### SET PROBLEM
Single out each line with the word "frac" and copy it.

[Dataset entries]
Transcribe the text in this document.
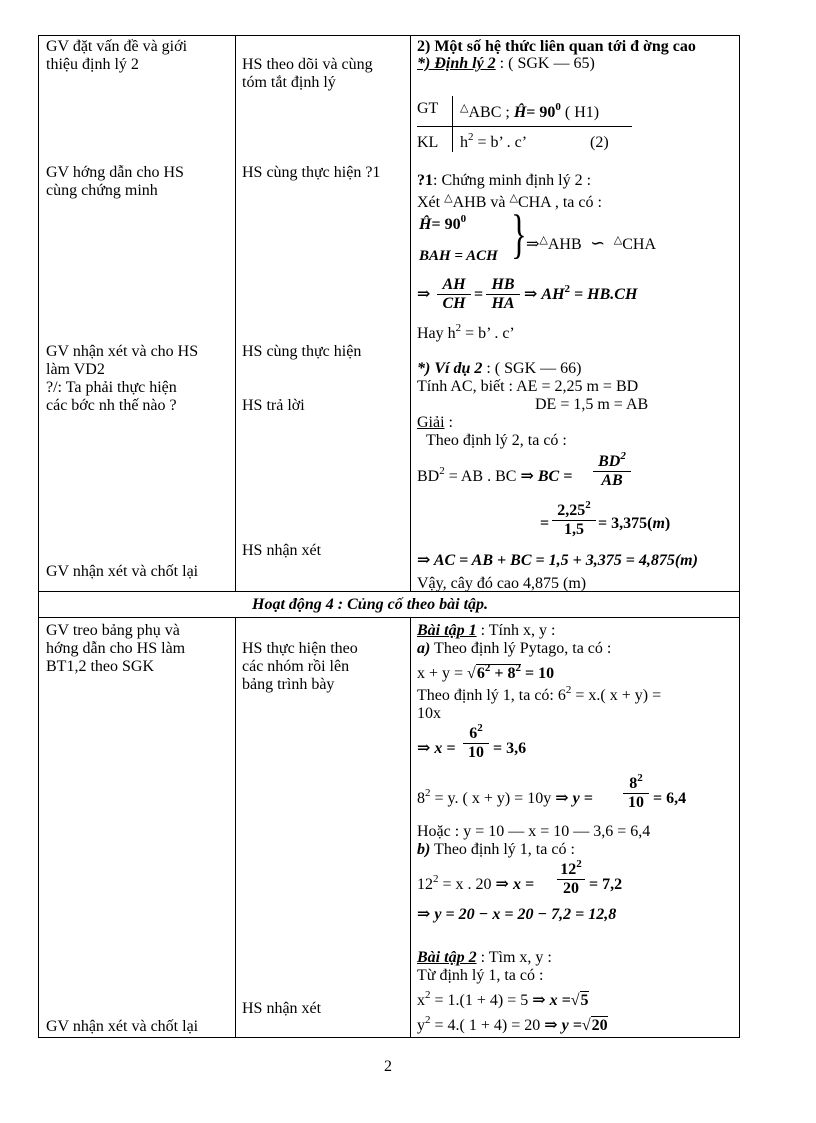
GV đặt vấn đề và giới
thiệu định lý 2
GV hớng dẫn cho HS
cùng chứng minh
GV nhận xét và cho HS
làm VD2
?/: Ta phải thực hiện
các bớc nh thế nào ?
GV nhận xét và chốt lại
GV treo bảng phụ và
hớng dẫn cho HS làm
BT1,2 theo SGK
GV nhận xét và chốt lại
HS theo dõi và cùng
tóm tắt định lý
HS cùng thực hiện ?1
HS cùng thực hiện
HS trả lời
HS nhận xét
HS thực hiện theo
các nhóm rồi lên
bảng trình bày
HS nhận xét
2) Một số hệ thức liên quan tới đ ờng cao
*) Định lý 2 : ( SGK — 65)
GT △ABC ; Ĥ= $90^0$ ( H1)
KL $h^2 = b$’ . c’	(2)
?1: Chứng minh định lý 2 :
Xét △AHB và △CHA , ta có :
Ĥ= $90^0$
BAH = ACH } ⇒△AHB  ∽  △CHA
⇒ $\frac{AH}{CH} = \frac{HB}{HA}$ ⇒ $AH^2 = HB.CH$
Hay $h^2 = b$’ . c’
*) Ví dụ 2 : ( SGK — 66)
Tính AC, biết : AE = 2,25 m = BD
DE = 1,5 m = AB
Giải :
Theo định lý 2, ta có :
$BD^2$ = AB . BC ⇒ BC = $\frac{BD^2}{AB}$
= $\frac{2,25^2}{1,5} = 3,375(m)$
⇒ AC = AB + BC = 1,5 + 3,375 = 4,875(m)
Vậy, cây đó cao 4,875 (m)
Hoạt động 4 : Củng cố theo bài tập.
Bài tập 1 : Tính x, y :
a) Theo định lý Pytago, ta có :
$x + y = √6^2 + 8^2 = 10$
Theo định lý 1, ta có: $6^2 = x$.( x + y) =
10x
⇒ $x = \frac{6^2}{10} = 3,6$
$8^2 = y$. ( x + y) = 10y ⇒ $y = \frac{8^2}{10} = 6,4$
Hoặc : y = 10 — x = 10 — 3,6 = 6,4
b) Theo định lý 1, ta có :
$12^2 = x$ . 20 ⇒ $x = \frac{12^2}{20} = 7,2$
⇒ y = 20 − x = 20 − 7,2 = 12,8
Bài tập 2 : Tìm x, y :
Từ định lý 1, ta có :
$x^2 = 1.(1 + 4) = 5$ ⇒ x =√5
$y^2 = 4$.( 1 + 4) = 20 ⇒ y =√20
2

### SOLVED EXERCISE
⇒ $\frac{AH}{CH} = \frac{HB}{HA}$ ⇒ $AH^2 = HB.CH$
$BD^2$ = AB . BC ⇒ BC = $\frac{BD^2}{AB}$
= $\frac{2,25^2}{1,5} = 3,375(m)$
⇒ $x = \frac{6^2}{10} = 3,6$
$8^2 = y$. ( x + y) = 10y ⇒ $y = \frac{8^2}{10} = 6,4$
$12^2 = x$ . 20 ⇒ $x = \frac{12^2}{20} = 7,2$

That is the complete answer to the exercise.